Your objective ::
Copy every record below exactly.

Supplied entries ::
BEGIN
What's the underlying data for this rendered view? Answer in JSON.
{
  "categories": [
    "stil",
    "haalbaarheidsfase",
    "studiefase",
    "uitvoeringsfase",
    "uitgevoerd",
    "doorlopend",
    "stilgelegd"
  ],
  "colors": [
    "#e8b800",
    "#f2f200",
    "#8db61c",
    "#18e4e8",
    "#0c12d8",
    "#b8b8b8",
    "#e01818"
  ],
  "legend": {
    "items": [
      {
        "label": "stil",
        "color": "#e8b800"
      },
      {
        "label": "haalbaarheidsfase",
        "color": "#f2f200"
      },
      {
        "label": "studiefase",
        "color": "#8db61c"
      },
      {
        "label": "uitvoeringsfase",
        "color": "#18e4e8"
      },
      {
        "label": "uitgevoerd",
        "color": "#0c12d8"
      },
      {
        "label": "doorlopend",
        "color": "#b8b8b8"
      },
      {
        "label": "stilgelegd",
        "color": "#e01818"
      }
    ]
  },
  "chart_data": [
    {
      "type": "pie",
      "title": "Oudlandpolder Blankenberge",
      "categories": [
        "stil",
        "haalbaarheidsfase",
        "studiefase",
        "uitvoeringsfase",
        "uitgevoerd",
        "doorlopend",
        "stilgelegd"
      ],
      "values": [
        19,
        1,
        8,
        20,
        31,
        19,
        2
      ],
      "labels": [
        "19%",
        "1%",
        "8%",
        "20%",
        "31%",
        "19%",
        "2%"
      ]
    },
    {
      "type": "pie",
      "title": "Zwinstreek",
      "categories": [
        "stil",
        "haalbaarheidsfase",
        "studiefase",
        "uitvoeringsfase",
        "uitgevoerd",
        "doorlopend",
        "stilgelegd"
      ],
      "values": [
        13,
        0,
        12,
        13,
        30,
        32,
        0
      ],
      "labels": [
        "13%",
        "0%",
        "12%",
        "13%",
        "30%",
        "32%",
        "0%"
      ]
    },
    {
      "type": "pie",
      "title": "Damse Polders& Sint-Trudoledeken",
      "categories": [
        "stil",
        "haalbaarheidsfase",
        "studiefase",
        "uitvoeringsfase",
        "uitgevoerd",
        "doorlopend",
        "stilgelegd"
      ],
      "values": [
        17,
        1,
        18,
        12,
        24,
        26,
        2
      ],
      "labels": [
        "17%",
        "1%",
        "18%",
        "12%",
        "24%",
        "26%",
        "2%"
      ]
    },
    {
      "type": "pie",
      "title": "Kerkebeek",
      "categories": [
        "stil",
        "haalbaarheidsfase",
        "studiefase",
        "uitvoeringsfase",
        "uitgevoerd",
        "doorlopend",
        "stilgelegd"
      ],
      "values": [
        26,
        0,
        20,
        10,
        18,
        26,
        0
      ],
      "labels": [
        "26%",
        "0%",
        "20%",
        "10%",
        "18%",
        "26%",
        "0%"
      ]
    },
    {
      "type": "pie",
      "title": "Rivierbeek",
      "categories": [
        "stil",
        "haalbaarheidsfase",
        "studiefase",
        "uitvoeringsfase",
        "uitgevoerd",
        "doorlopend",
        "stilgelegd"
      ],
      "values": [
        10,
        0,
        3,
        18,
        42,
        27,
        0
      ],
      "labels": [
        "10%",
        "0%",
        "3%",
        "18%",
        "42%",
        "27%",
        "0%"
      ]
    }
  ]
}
END
Task result ::
What's the underlying data for this rendered view? Answer in JSON.
{
  "categories": [
    "stil",
    "haalbaarheidsfase",
    "studiefase",
    "uitvoeringsfase",
    "uitgevoerd",
    "doorlopend",
    "stilgelegd"
  ],
  "colors": [
    "#e8b800",
    "#f2f200",
    "#8db61c",
    "#18e4e8",
    "#0c12d8",
    "#b8b8b8",
    "#e01818"
  ],
  "legend": {
    "items": [
      {
        "label": "stil",
        "color": "#e8b800"
      },
      {
        "label": "haalbaarheidsfase",
        "color": "#f2f200"
      },
      {
        "label": "studiefase",
        "color": "#8db61c"
      },
      {
        "label": "uitvoeringsfase",
        "color": "#18e4e8"
      },
      {
        "label": "uitgevoerd",
        "color": "#0c12d8"
      },
      {
        "label": "doorlopend",
        "color": "#b8b8b8"
      },
      {
        "label": "stilgelegd",
        "color": "#e01818"
      }
    ]
  },
  "chart_data": [
    {
      "type": "pie",
      "title": "Oudlandpolder Blankenberge",
      "categories": [
        "stil",
        "haalbaarheidsfase",
        "studiefase",
        "uitvoeringsfase",
        "uitgevoerd",
        "doorlopend",
        "stilgelegd"
      ],
      "values": [
        19,
        1,
        8,
        20,
        31,
        19,
        2
      ],
      "labels": [
        "19%",
        "1%",
        "8%",
        "20%",
        "31%",
        "19%",
        "2%"
      ]
    },
    {
      "type": "pie",
      "title": "Zwinstreek",
      "categories": [
        "stil",
        "haalbaarheidsfase",
        "studiefase",
        "uitvoeringsfase",
        "uitgevoerd",
        "doorlopend",
        "stilgelegd"
      ],
      "values": [
        13,
        0,
        12,
        13,
        30,
        32,
        0
      ],
      "labels": [
        "13%",
        "0%",
        "12%",
        "13%",
        "30%",
        "32%",
        "0%"
      ]
    },
    {
      "type": "pie",
      "title": "Damse Polders& Sint-Trudoledeken",
      "categories": [
        "stil",
        "haalbaarheidsfase",
        "studiefase",
        "uitvoeringsfase",
        "uitgevoerd",
        "doorlopend",
        "stilgelegd"
      ],
      "values": [
        17,
        1,
        18,
        12,
        24,
        26,
        2
      ],
      "labels": [
        "17%",
        "1%",
        "18%",
        "12%",
        "24%",
        "26%",
        "2%"
      ]
    },
    {
      "type": "pie",
      "title": "Kerkebeek",
      "categories": [
        "stil",
        "haalbaarheidsfase",
        "studiefase",
        "uitvoeringsfase",
        "uitgevoerd",
        "doorlopend",
        "stilgelegd"
      ],
      "values": [
        26,
        0,
        20,
        10,
        18,
        26,
        0
      ],
      "labels": [
        "26%",
        "0%",
        "20%",
        "10%",
        "18%",
        "26%",
        "0%"
      ]
    },
    {
      "type": "pie",
      "title": "Rivierbeek",
      "categories": [
        "stil",
        "haalbaarheidsfase",
        "studiefase",
        "uitvoeringsfase",
        "uitgevoerd",
        "doorlopend",
        "stilgelegd"
      ],
      "values": [
        10,
        0,
        3,
        18,
        42,
        27,
        0
      ],
      "labels": [
        "10%",
        "0%",
        "3%",
        "18%",
        "42%",
        "27%",
        "0%"
      ]
    }
  ]
}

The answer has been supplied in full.